>> BEGIN Extracted material

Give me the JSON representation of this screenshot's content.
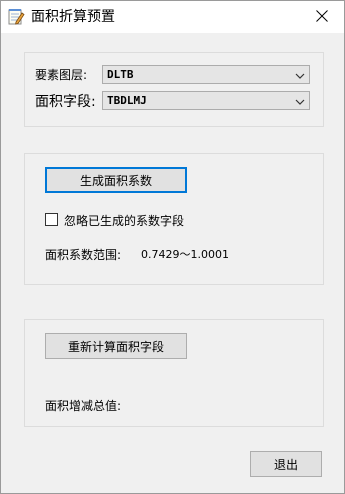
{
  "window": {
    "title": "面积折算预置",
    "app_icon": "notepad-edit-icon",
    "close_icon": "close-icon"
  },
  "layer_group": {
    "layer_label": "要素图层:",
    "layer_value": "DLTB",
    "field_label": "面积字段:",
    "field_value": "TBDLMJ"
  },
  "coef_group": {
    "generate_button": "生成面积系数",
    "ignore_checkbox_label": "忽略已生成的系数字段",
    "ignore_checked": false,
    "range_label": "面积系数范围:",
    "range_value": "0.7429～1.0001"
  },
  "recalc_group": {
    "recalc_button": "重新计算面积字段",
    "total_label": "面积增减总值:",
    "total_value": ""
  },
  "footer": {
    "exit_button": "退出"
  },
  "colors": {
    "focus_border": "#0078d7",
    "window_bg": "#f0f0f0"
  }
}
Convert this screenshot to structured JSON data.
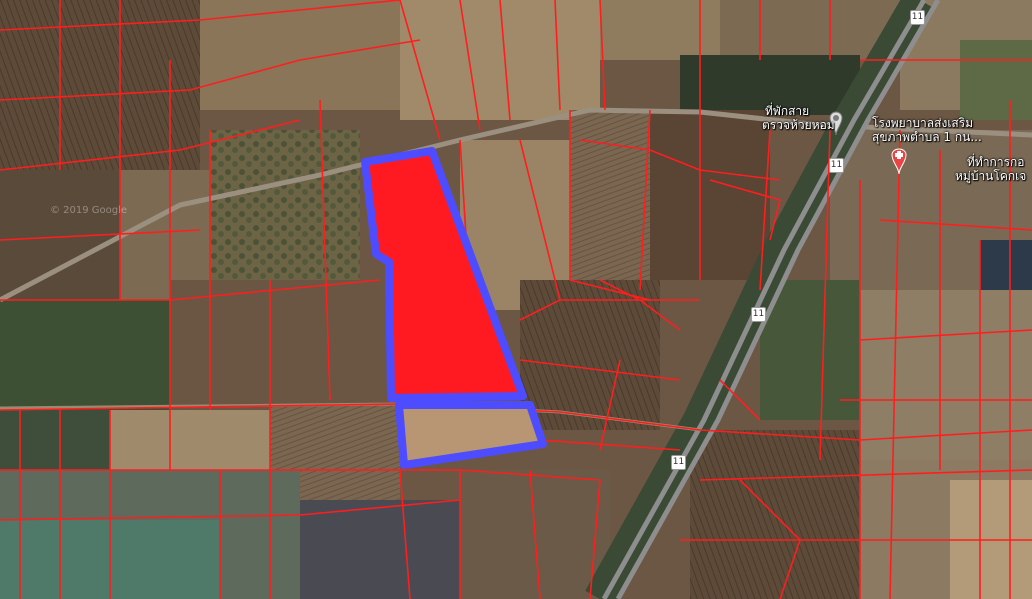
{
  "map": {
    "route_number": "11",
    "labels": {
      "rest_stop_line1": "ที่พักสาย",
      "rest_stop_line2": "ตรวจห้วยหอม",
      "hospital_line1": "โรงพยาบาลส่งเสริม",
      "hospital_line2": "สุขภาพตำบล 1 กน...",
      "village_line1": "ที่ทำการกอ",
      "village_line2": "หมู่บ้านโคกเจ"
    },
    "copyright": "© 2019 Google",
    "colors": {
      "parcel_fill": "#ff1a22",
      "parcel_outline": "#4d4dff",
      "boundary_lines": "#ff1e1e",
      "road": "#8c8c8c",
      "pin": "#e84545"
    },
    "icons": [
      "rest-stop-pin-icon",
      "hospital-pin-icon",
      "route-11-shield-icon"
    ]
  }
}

>> END Extracted material

* Stated task: Using the listing above, copy exactly the lines from the one that contains "Convert this screenshot" through its last line, both included, but not the pictures.

* Correct response:
Convert this screenshot to structured JSON data.
{
  "map": {
    "route_number": "11",
    "labels": {
      "rest_stop_line1": "ที่พักสาย",
      "rest_stop_line2": "ตรวจห้วยหอม",
      "hospital_line1": "โรงพยาบาลส่งเสริม",
      "hospital_line2": "สุขภาพตำบล 1 กน...",
      "village_line1": "ที่ทำการกอ",
      "village_line2": "หมู่บ้านโคกเจ"
    },
    "copyright": "© 2019 Google",
    "colors": {
      "parcel_fill": "#ff1a22",
      "parcel_outline": "#4d4dff",
      "boundary_lines": "#ff1e1e",
      "road": "#8c8c8c",
      "pin": "#e84545"
    },
    "icons": [
      "rest-stop-pin-icon",
      "hospital-pin-icon",
      "route-11-shield-icon"
    ]
  }
}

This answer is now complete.